* _GIVEN REQUEST_
In the records that follow, show each line where the word "Discharge" is present.

* _THE RECORDS_
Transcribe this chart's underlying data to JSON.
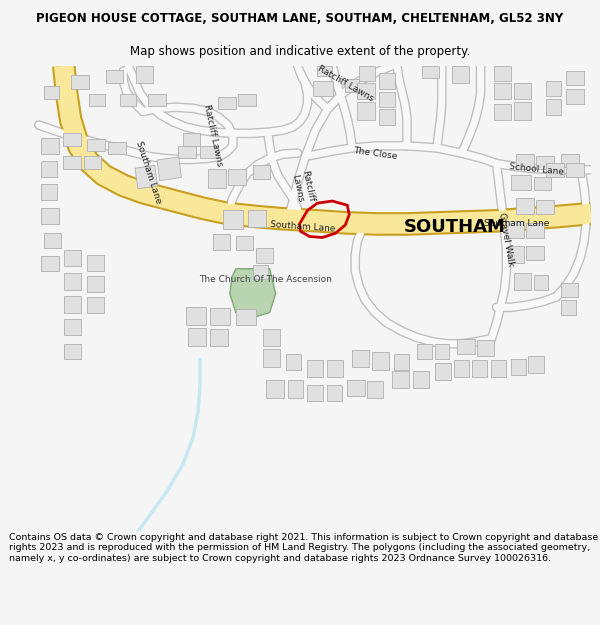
{
  "title_line1": "PIGEON HOUSE COTTAGE, SOUTHAM LANE, SOUTHAM, CHELTENHAM, GL52 3NY",
  "title_line2": "Map shows position and indicative extent of the property.",
  "footer_text": "Contains OS data © Crown copyright and database right 2021. This information is subject to Crown copyright and database rights 2023 and is reproduced with the permission of HM Land Registry. The polygons (including the associated geometry, namely x, y co-ordinates) are subject to Crown copyright and database rights 2023 Ordnance Survey 100026316.",
  "bg_color": "#f5f5f5",
  "map_bg": "#ffffff",
  "road_yellow_fill": "#fae89a",
  "road_yellow_border": "#c8a020",
  "building_color": "#e0e0e0",
  "building_edge": "#b0b0b0",
  "green_color": "#b8d4b0",
  "green_edge": "#80a878",
  "red_polygon": "#cc0000",
  "label_color": "#222222",
  "southam_label_color": "#000000",
  "road_line_color": "#c0c0c0",
  "road_line_fill": "#f8f8f8",
  "water_color": "#c8e8f0"
}
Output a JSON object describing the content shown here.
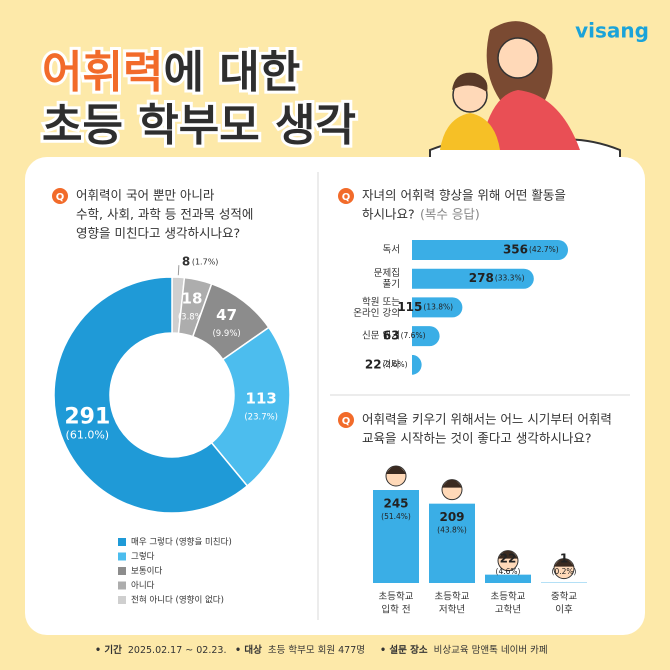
{
  "brand": "visang",
  "title": {
    "highlight": "어휘력",
    "rest": "에 대한",
    "line2": "초등 학부모 생각"
  },
  "badge": "Q",
  "chart_data": [
    {
      "type": "pie",
      "question": [
        "어휘력이 국어 뿐만 아니라",
        "수학, 사회, 과학 등 전과목 성적에",
        "영향을 미친다고 생각하시나요?"
      ],
      "categories": [
        "매우 그렇다 (영향을 미친다)",
        "그렇다",
        "보통이다",
        "아니다",
        "전혀 아니다 (영향이 없다)"
      ],
      "values": [
        291,
        113,
        47,
        18,
        8
      ],
      "value_labels": [
        "(61.0%)",
        "(23.7%)",
        "(9.9%)",
        "(3.8%)",
        "(1.7%)"
      ],
      "colors": [
        "#1f9ad7",
        "#4cbdee",
        "#8c8c8c",
        "#adadad",
        "#cfcfcf"
      ]
    },
    {
      "type": "hbar",
      "question": [
        "자녀의 어휘력 향상을 위해 어떤 활동을",
        "하시나요?"
      ],
      "note": "(복수 응답)",
      "categories": [
        "독서",
        "문제집\n풀기",
        "학원 또는\n온라인 강의",
        "신문 읽기",
        "기타"
      ],
      "values": [
        356,
        278,
        115,
        63,
        22
      ],
      "value_labels": [
        "(42.7%)",
        "(33.3%)",
        "(13.8%)",
        "(7.6%)",
        "(2.6%)"
      ],
      "color": "#3aaee6"
    },
    {
      "type": "bar",
      "question": [
        "어휘력을 키우기 위해서는 어느 시기부터 어휘력",
        "교육을 시작하는 것이 좋다고 생각하시나요?"
      ],
      "categories": [
        "초등학교\n입학 전",
        "초등학교\n저학년",
        "초등학교\n고학년",
        "중학교\n이후"
      ],
      "values": [
        245,
        209,
        22,
        1
      ],
      "value_labels": [
        "(51.4%)",
        "(43.8%)",
        "(4.6%)",
        "(0.2%)"
      ],
      "color": "#3aaee6"
    }
  ],
  "footer": [
    {
      "label": "• 기간",
      "text": "2025.02.17 ~ 02.23."
    },
    {
      "label": "• 대상",
      "text": "초등 학부모 회원 477명"
    },
    {
      "label": "• 설문 장소",
      "text": "비상교육 맘앤톡 네이버 카페"
    }
  ]
}
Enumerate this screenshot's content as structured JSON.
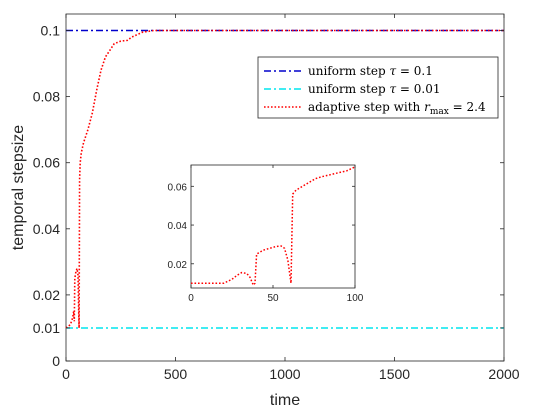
{
  "chart_data": [
    {
      "type": "line",
      "xlabel": "time",
      "ylabel": "temporal stepsize",
      "xlim": [
        0,
        2000
      ],
      "ylim": [
        0,
        0.105
      ],
      "xticks": [
        "0",
        "500",
        "1000",
        "1500",
        "2000"
      ],
      "yticks": [
        "0",
        "0.01",
        "0.02",
        "0.04",
        "0.06",
        "0.08",
        "0.1"
      ],
      "grid": false,
      "legend_position": "top-right",
      "series": [
        {
          "name": "uniform step τ = 0.1",
          "color": "#0000cc",
          "style": "dash-dot",
          "x": [
            0,
            2000
          ],
          "y": [
            0.1,
            0.1
          ]
        },
        {
          "name": "uniform step τ = 0.01",
          "color": "#00e5ee",
          "style": "dash-dot",
          "x": [
            0,
            2000
          ],
          "y": [
            0.01,
            0.01
          ]
        },
        {
          "name": "adaptive step with r_max = 2.4",
          "color": "#ff0000",
          "style": "dotted",
          "x": [
            0,
            20,
            30,
            35,
            38,
            40,
            45,
            50,
            55,
            58,
            60,
            62,
            65,
            70,
            80,
            90,
            100,
            120,
            140,
            160,
            180,
            200,
            220,
            250,
            280,
            300,
            350,
            400,
            500,
            700,
            1000,
            1500,
            2000
          ],
          "y": [
            0.01,
            0.011,
            0.013,
            0.015,
            0.012,
            0.025,
            0.027,
            0.028,
            0.026,
            0.015,
            0.01,
            0.055,
            0.06,
            0.063,
            0.066,
            0.068,
            0.07,
            0.075,
            0.082,
            0.088,
            0.092,
            0.094,
            0.096,
            0.0968,
            0.097,
            0.098,
            0.0995,
            0.1,
            0.1,
            0.1,
            0.1,
            0.1,
            0.1
          ]
        }
      ]
    },
    {
      "type": "line",
      "inset": true,
      "xlim": [
        0,
        100
      ],
      "ylim": [
        0.0075,
        0.071
      ],
      "xticks": [
        "0",
        "50",
        "100"
      ],
      "yticks": [
        "0.02",
        "0.04",
        "0.06"
      ],
      "series": [
        {
          "name": "adaptive step with r_max = 2.4",
          "color": "#ff0000",
          "style": "dotted",
          "x": [
            0,
            15,
            20,
            25,
            28,
            31,
            34,
            36,
            38,
            39,
            40,
            44,
            48,
            52,
            55,
            57,
            59,
            61,
            62,
            63,
            64,
            68,
            72,
            76,
            80,
            85,
            90,
            95,
            100
          ],
          "y": [
            0.01,
            0.01,
            0.01,
            0.012,
            0.014,
            0.0155,
            0.015,
            0.013,
            0.009,
            0.01,
            0.025,
            0.027,
            0.028,
            0.029,
            0.0292,
            0.028,
            0.022,
            0.01,
            0.056,
            0.057,
            0.058,
            0.06,
            0.062,
            0.064,
            0.065,
            0.066,
            0.067,
            0.068,
            0.07
          ]
        }
      ]
    }
  ],
  "legend": {
    "entry1": "uniform step τ = 0.1",
    "entry2": "uniform step τ = 0.01",
    "entry3": "adaptive step with r_max = 2.4"
  }
}
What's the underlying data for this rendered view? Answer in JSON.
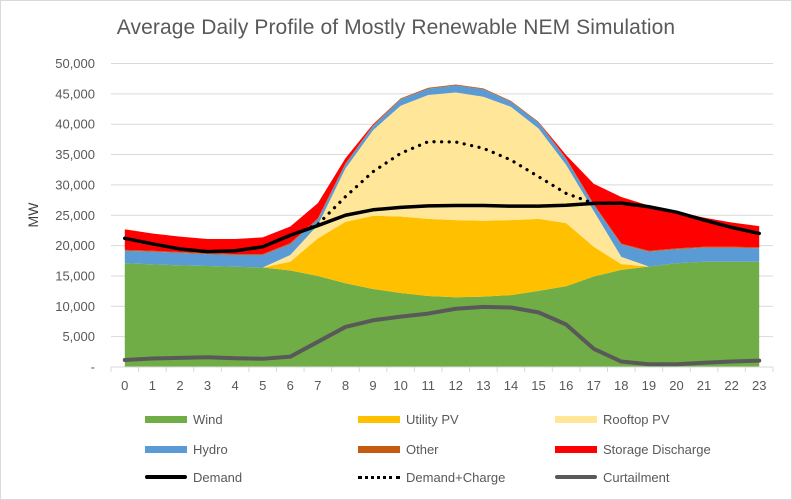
{
  "chart_data": {
    "type": "area",
    "title": "Average Daily Profile of Mostly Renewable NEM Simulation",
    "xlabel": "",
    "ylabel": "MW",
    "ylim": [
      0,
      50000
    ],
    "yticks": [
      0,
      5000,
      10000,
      15000,
      20000,
      25000,
      30000,
      35000,
      40000,
      45000,
      50000
    ],
    "ytick_labels": [
      "-",
      "5,000",
      "10,000",
      "15,000",
      "20,000",
      "25,000",
      "30,000",
      "35,000",
      "40,000",
      "45,000",
      "50,000"
    ],
    "grid": true,
    "legend_position": "bottom",
    "categories": [
      "0",
      "1",
      "2",
      "3",
      "4",
      "5",
      "6",
      "7",
      "8",
      "9",
      "10",
      "11",
      "12",
      "13",
      "14",
      "15",
      "16",
      "17",
      "18",
      "19",
      "20",
      "21",
      "22",
      "23"
    ],
    "stacked_series": [
      {
        "name": "Wind",
        "color": "#70AD47",
        "values": [
          17100,
          16900,
          16750,
          16640,
          16520,
          16400,
          15900,
          15000,
          13800,
          12850,
          12200,
          11700,
          11500,
          11600,
          11850,
          12550,
          13300,
          14900,
          16000,
          16550,
          17100,
          17350,
          17350,
          17350
        ]
      },
      {
        "name": "Utility PV",
        "color": "#FFC000",
        "values": [
          0,
          0,
          0,
          0,
          0,
          0,
          1450,
          6200,
          10100,
          12050,
          12600,
          12700,
          12700,
          12500,
          12350,
          11850,
          10400,
          4900,
          950,
          0,
          0,
          0,
          0,
          0
        ]
      },
      {
        "name": "Rooftop PV",
        "color": "#FFE699",
        "values": [
          0,
          0,
          0,
          0,
          0,
          0,
          1100,
          2200,
          8800,
          14100,
          18250,
          20400,
          21030,
          20420,
          18660,
          14900,
          9600,
          5900,
          1200,
          0,
          0,
          0,
          0,
          0
        ]
      },
      {
        "name": "Hydro",
        "color": "#5B9BD5",
        "values": [
          2050,
          2100,
          2050,
          1940,
          1930,
          2050,
          1800,
          950,
          700,
          700,
          1050,
          1050,
          1170,
          1230,
          840,
          950,
          950,
          1000,
          2050,
          2450,
          2300,
          2320,
          2320,
          2220
        ]
      },
      {
        "name": "Other",
        "color": "#C55A11",
        "values": [
          150,
          150,
          150,
          150,
          150,
          150,
          150,
          150,
          150,
          150,
          150,
          150,
          150,
          150,
          150,
          150,
          150,
          150,
          150,
          150,
          150,
          150,
          150,
          150
        ]
      },
      {
        "name": "Storage Discharge",
        "color": "#FF0000",
        "values": [
          3380,
          2850,
          2520,
          2350,
          2480,
          2750,
          2750,
          2500,
          850,
          150,
          0,
          0,
          0,
          0,
          0,
          0,
          500,
          3350,
          7650,
          7450,
          6050,
          4780,
          3980,
          3480
        ]
      }
    ],
    "line_series": [
      {
        "name": "Demand",
        "color": "#000000",
        "style": "solid",
        "values": [
          21200,
          20300,
          19450,
          19000,
          19150,
          19800,
          21700,
          23300,
          25000,
          25900,
          26300,
          26550,
          26600,
          26600,
          26500,
          26500,
          26650,
          26950,
          27000,
          26400,
          25500,
          24200,
          23000,
          22000
        ]
      },
      {
        "name": "Demand+Charge",
        "color": "#000000",
        "style": "dotted",
        "values": [
          null,
          null,
          null,
          null,
          null,
          null,
          21700,
          23500,
          28060,
          32180,
          35200,
          37120,
          37070,
          36030,
          34100,
          31360,
          28600,
          26950,
          null,
          null,
          null,
          null,
          null,
          null
        ]
      },
      {
        "name": "Curtailment",
        "color": "#595959",
        "style": "solid",
        "values": [
          1150,
          1400,
          1500,
          1600,
          1450,
          1350,
          1700,
          4150,
          6600,
          7700,
          8300,
          8800,
          9600,
          9900,
          9800,
          9000,
          7000,
          3000,
          900,
          450,
          450,
          700,
          900,
          1050
        ]
      }
    ],
    "legend": [
      "Wind",
      "Utility PV",
      "Rooftop PV",
      "Hydro",
      "Other",
      "Storage Discharge",
      "Demand",
      "Demand+Charge",
      "Curtailment"
    ]
  }
}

* _THE REPLY_
        "name": "Storage Discharge",
      "Storage Discharge",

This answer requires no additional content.